— start Source records —
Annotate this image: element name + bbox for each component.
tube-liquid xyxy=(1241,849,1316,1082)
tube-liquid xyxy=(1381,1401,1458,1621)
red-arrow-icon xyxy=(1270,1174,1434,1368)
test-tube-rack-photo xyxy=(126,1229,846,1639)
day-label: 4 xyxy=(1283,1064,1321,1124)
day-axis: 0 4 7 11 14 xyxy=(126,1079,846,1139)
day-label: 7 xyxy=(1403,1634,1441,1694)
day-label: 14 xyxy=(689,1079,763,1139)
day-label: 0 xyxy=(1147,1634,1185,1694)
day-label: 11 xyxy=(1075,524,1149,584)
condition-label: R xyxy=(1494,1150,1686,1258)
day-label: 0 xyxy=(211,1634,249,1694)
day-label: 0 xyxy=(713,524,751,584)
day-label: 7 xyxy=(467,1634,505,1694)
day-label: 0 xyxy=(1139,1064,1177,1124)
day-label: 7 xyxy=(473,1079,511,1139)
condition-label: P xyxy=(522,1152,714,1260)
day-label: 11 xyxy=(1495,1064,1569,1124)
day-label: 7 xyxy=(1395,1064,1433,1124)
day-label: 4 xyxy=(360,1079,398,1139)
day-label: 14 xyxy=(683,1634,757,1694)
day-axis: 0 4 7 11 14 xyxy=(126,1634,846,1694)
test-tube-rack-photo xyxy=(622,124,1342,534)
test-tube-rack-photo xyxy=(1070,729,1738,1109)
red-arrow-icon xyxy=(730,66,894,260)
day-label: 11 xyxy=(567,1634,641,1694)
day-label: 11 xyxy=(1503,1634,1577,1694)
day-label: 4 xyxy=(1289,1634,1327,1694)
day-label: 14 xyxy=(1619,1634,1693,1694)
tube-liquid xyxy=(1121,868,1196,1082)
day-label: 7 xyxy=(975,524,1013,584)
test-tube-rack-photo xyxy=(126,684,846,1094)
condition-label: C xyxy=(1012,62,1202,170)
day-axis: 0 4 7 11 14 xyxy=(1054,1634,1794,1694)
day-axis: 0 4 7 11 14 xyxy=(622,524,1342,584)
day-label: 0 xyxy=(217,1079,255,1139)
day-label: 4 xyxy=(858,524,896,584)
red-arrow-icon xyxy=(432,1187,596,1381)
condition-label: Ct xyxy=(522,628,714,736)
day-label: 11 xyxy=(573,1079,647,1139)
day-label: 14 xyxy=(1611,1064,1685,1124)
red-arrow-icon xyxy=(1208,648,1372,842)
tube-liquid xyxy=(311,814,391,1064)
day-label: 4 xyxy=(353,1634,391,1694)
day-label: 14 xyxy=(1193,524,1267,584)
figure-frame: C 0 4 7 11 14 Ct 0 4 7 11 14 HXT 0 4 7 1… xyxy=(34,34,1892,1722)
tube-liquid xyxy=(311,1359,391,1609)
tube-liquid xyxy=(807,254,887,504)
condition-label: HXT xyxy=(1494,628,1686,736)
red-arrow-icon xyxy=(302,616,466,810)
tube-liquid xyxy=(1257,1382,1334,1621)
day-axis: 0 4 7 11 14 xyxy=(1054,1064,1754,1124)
— end Source records —
— start Source records —
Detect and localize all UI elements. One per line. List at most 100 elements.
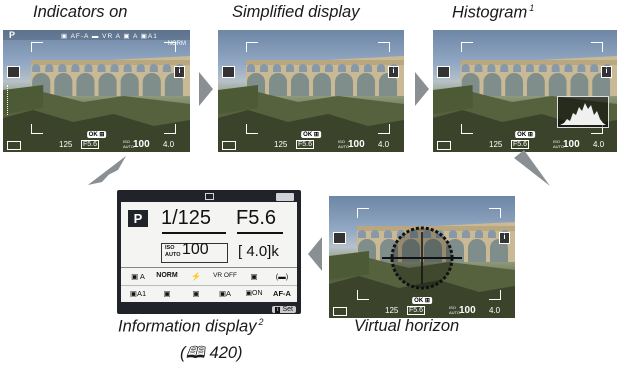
— end Source records —
**What is needed**
Reproduce, unchanged, the records from the line containing "Annotate this image: element" through the line containing "condition-label: C xyxy=(1012,62,1202,170)", both of those lines included.

**Answer in full**
Annotate this image: element name + bbox for each component.
tube-liquid xyxy=(1241,849,1316,1082)
tube-liquid xyxy=(1381,1401,1458,1621)
red-arrow-icon xyxy=(1270,1174,1434,1368)
test-tube-rack-photo xyxy=(126,1229,846,1639)
day-label: 4 xyxy=(1283,1064,1321,1124)
day-axis: 0 4 7 11 14 xyxy=(126,1079,846,1139)
day-label: 7 xyxy=(1403,1634,1441,1694)
day-label: 14 xyxy=(689,1079,763,1139)
day-label: 0 xyxy=(1147,1634,1185,1694)
day-label: 11 xyxy=(1075,524,1149,584)
condition-label: R xyxy=(1494,1150,1686,1258)
day-label: 0 xyxy=(211,1634,249,1694)
day-label: 0 xyxy=(713,524,751,584)
day-label: 7 xyxy=(467,1634,505,1694)
day-label: 0 xyxy=(1139,1064,1177,1124)
day-label: 7 xyxy=(473,1079,511,1139)
condition-label: P xyxy=(522,1152,714,1260)
day-label: 11 xyxy=(1495,1064,1569,1124)
day-label: 7 xyxy=(1395,1064,1433,1124)
day-label: 4 xyxy=(360,1079,398,1139)
day-label: 14 xyxy=(683,1634,757,1694)
day-axis: 0 4 7 11 14 xyxy=(126,1634,846,1694)
test-tube-rack-photo xyxy=(622,124,1342,534)
test-tube-rack-photo xyxy=(1070,729,1738,1109)
red-arrow-icon xyxy=(730,66,894,260)
day-label: 11 xyxy=(567,1634,641,1694)
day-label: 11 xyxy=(1503,1634,1577,1694)
day-label: 4 xyxy=(1289,1634,1327,1694)
day-label: 14 xyxy=(1619,1634,1693,1694)
tube-liquid xyxy=(1121,868,1196,1082)
day-label: 7 xyxy=(975,524,1013,584)
test-tube-rack-photo xyxy=(126,684,846,1094)
condition-label: C xyxy=(1012,62,1202,170)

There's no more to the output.